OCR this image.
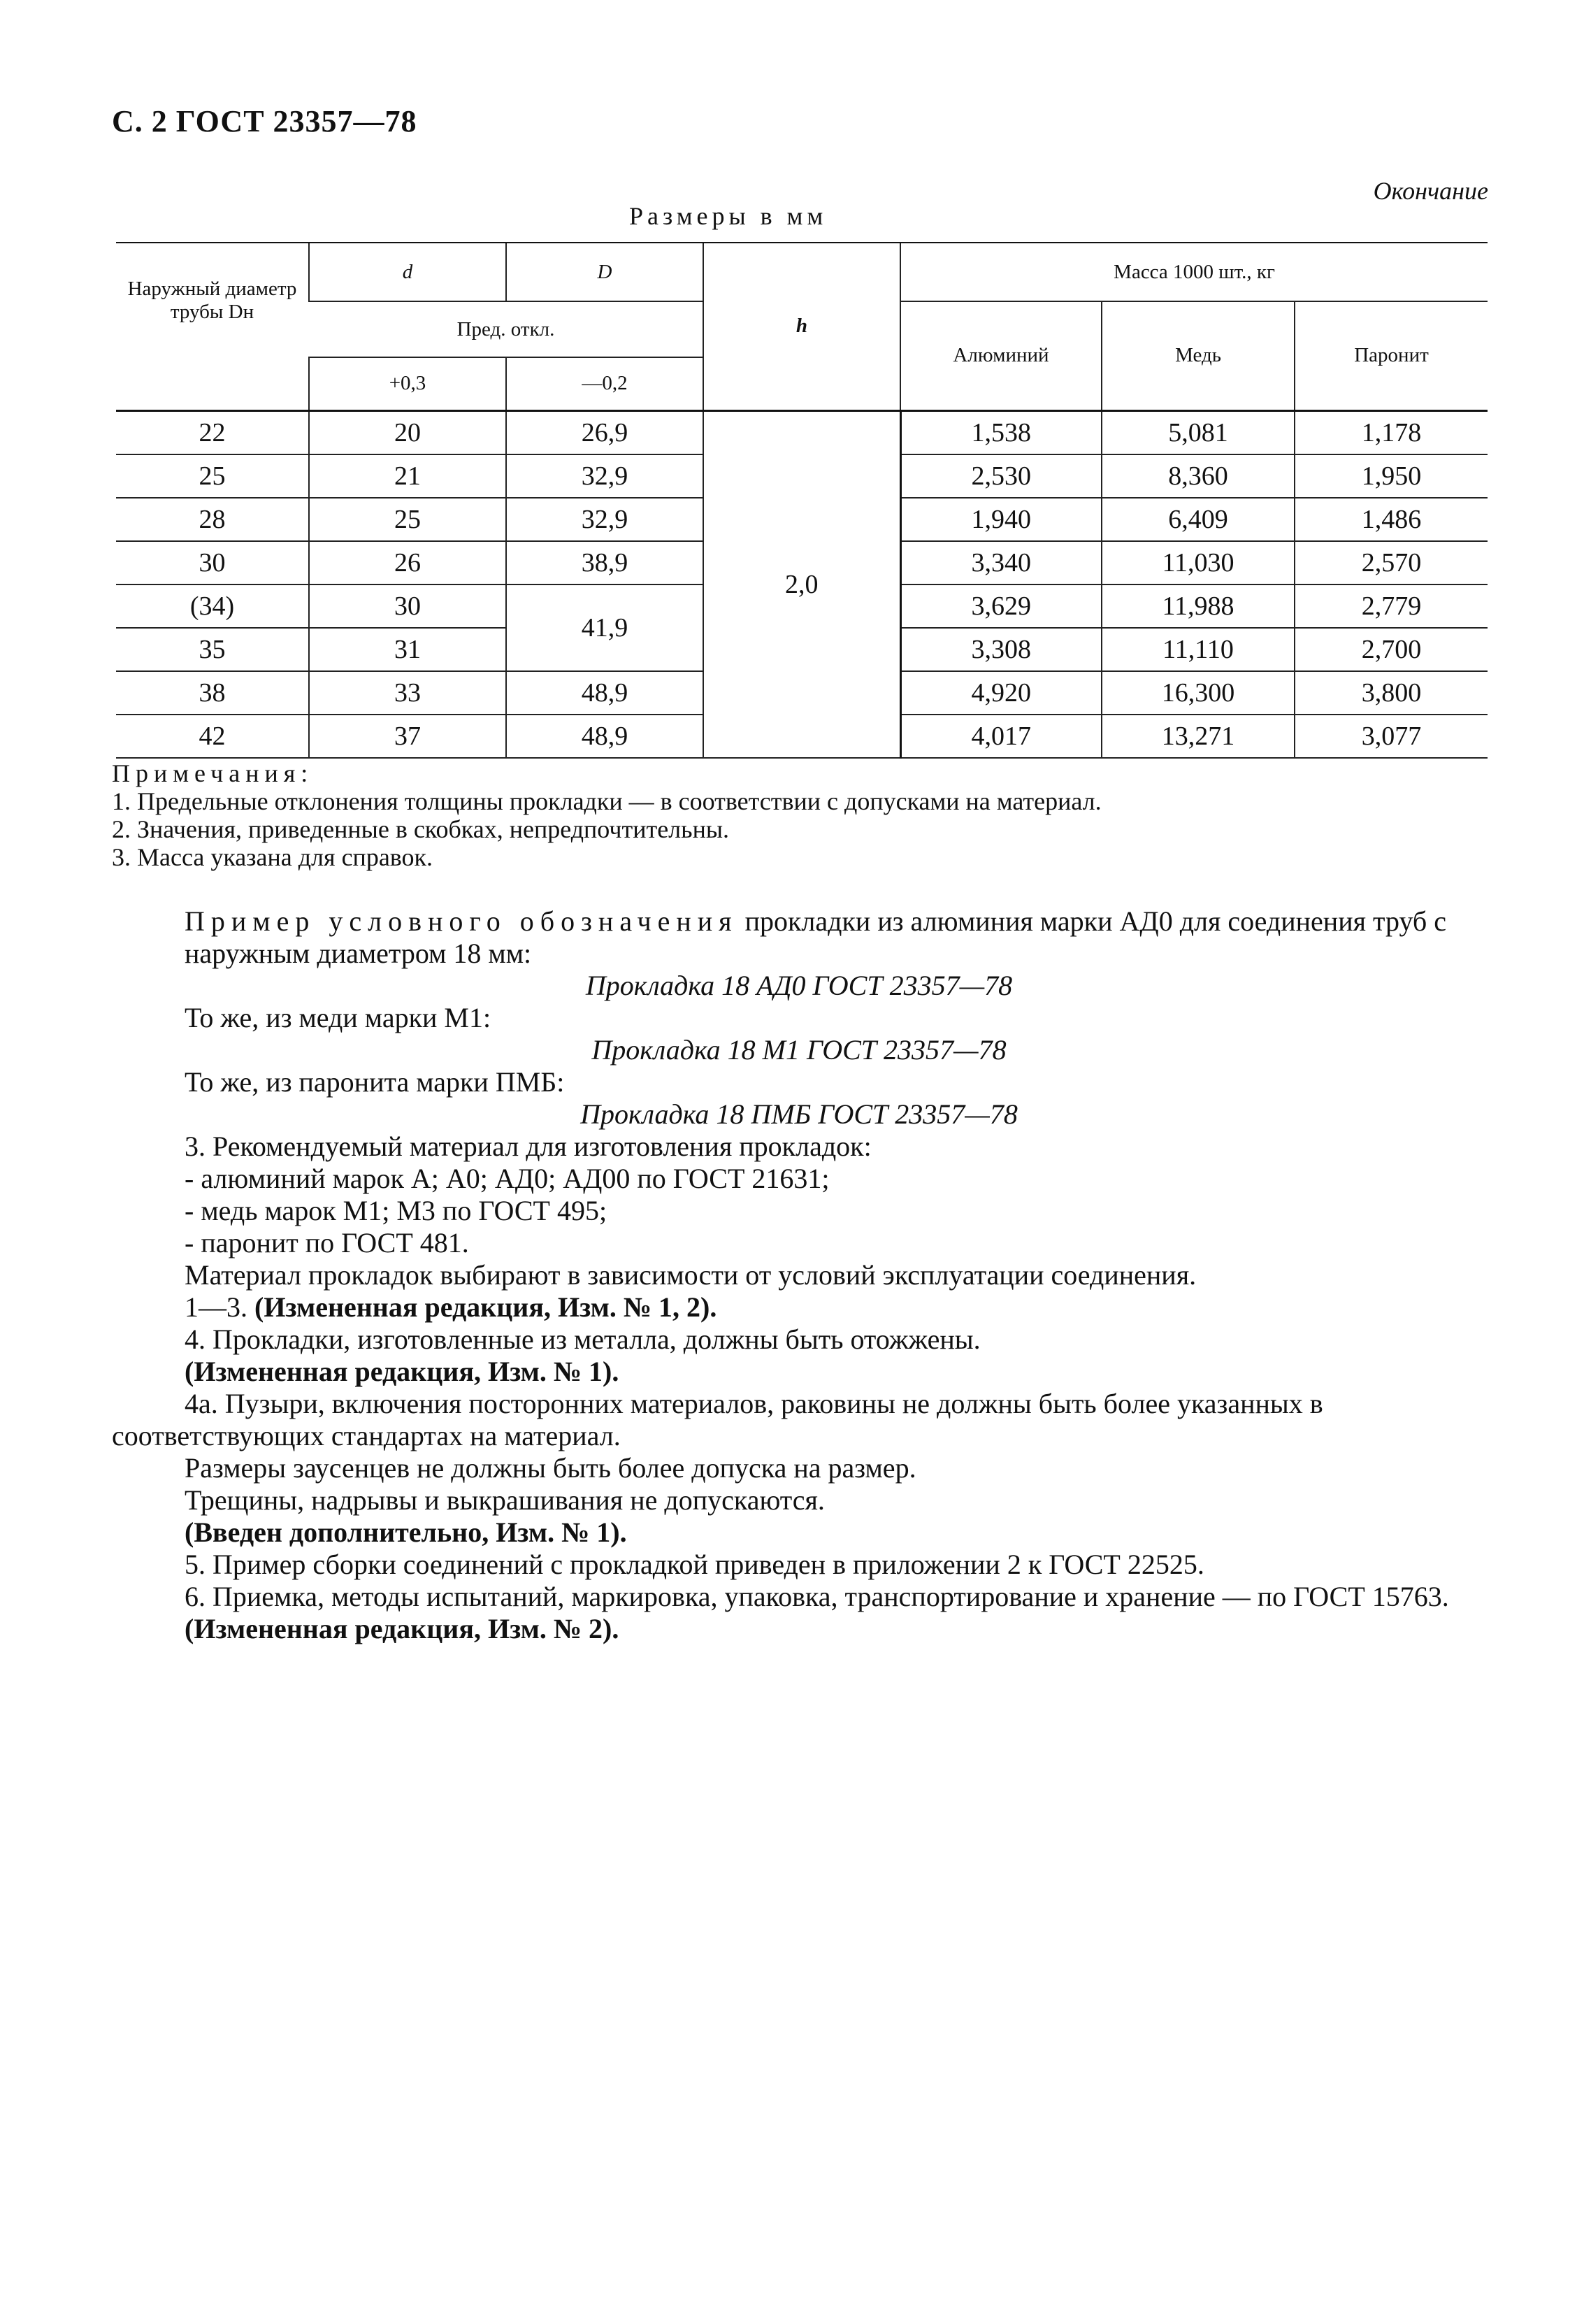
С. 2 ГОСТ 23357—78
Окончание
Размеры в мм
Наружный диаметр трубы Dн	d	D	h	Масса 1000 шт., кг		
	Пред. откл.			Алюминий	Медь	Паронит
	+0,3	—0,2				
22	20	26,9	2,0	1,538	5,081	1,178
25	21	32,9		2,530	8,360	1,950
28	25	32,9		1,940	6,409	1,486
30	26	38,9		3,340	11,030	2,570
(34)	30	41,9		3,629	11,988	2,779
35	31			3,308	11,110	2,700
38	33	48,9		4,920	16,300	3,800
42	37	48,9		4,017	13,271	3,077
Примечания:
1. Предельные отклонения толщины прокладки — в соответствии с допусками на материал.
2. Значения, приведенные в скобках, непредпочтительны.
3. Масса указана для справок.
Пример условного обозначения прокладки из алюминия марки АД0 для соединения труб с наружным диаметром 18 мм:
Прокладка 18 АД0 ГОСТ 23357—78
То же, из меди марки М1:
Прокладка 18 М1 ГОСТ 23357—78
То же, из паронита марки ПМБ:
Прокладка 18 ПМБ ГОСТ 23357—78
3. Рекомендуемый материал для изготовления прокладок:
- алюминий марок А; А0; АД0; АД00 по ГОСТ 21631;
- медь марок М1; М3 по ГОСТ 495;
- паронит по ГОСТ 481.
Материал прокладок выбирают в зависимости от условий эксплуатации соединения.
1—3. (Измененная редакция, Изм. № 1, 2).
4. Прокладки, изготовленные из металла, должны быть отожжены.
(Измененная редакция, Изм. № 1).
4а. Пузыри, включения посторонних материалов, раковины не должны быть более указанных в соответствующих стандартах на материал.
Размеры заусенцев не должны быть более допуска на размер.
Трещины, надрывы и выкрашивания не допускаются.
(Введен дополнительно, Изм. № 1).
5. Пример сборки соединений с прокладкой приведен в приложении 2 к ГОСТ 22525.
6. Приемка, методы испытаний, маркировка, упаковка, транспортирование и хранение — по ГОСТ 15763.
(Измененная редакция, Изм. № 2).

## [The exercise]
Repeat the listing in full and exactly. Leave any pictures out.

## [Task answer]
OCR this image.
С. 2 ГОСТ 23357—78
Окончание
Размеры в мм
Наружный диаметр трубы Dн	d	D	h	Масса 1000 шт., кг		
	Пред. откл.			Алюминий	Медь	Паронит
	+0,3	—0,2				
22	20	26,9	2,0	1,538	5,081	1,178
25	21	32,9		2,530	8,360	1,950
28	25	32,9		1,940	6,409	1,486
30	26	38,9		3,340	11,030	2,570
(34)	30	41,9		3,629	11,988	2,779
35	31			3,308	11,110	2,700
38	33	48,9		4,920	16,300	3,800
42	37	48,9		4,017	13,271	3,077
Примечания:
1. Предельные отклонения толщины прокладки — в соответствии с допусками на материал.
2. Значения, приведенные в скобках, непредпочтительны.
3. Масса указана для справок.
Пример условного обозначения прокладки из алюминия марки АД0 для соединения труб с наружным диаметром 18 мм:
Прокладка 18 АД0 ГОСТ 23357—78
То же, из меди марки М1:
Прокладка 18 М1 ГОСТ 23357—78
То же, из паронита марки ПМБ:
Прокладка 18 ПМБ ГОСТ 23357—78
3. Рекомендуемый материал для изготовления прокладок:
- алюминий марок А; А0; АД0; АД00 по ГОСТ 21631;
- медь марок М1; М3 по ГОСТ 495;
- паронит по ГОСТ 481.
Материал прокладок выбирают в зависимости от условий эксплуатации соединения.
1—3. (Измененная редакция, Изм. № 1, 2).
4. Прокладки, изготовленные из металла, должны быть отожжены.
(Измененная редакция, Изм. № 1).
4а. Пузыри, включения посторонних материалов, раковины не должны быть более указанных в соответствующих стандартах на материал.
Размеры заусенцев не должны быть более допуска на размер.
Трещины, надрывы и выкрашивания не допускаются.
(Введен дополнительно, Изм. № 1).
5. Пример сборки соединений с прокладкой приведен в приложении 2 к ГОСТ 22525.
6. Приемка, методы испытаний, маркировка, упаковка, транспортирование и хранение — по ГОСТ 15763.
(Измененная редакция, Изм. № 2).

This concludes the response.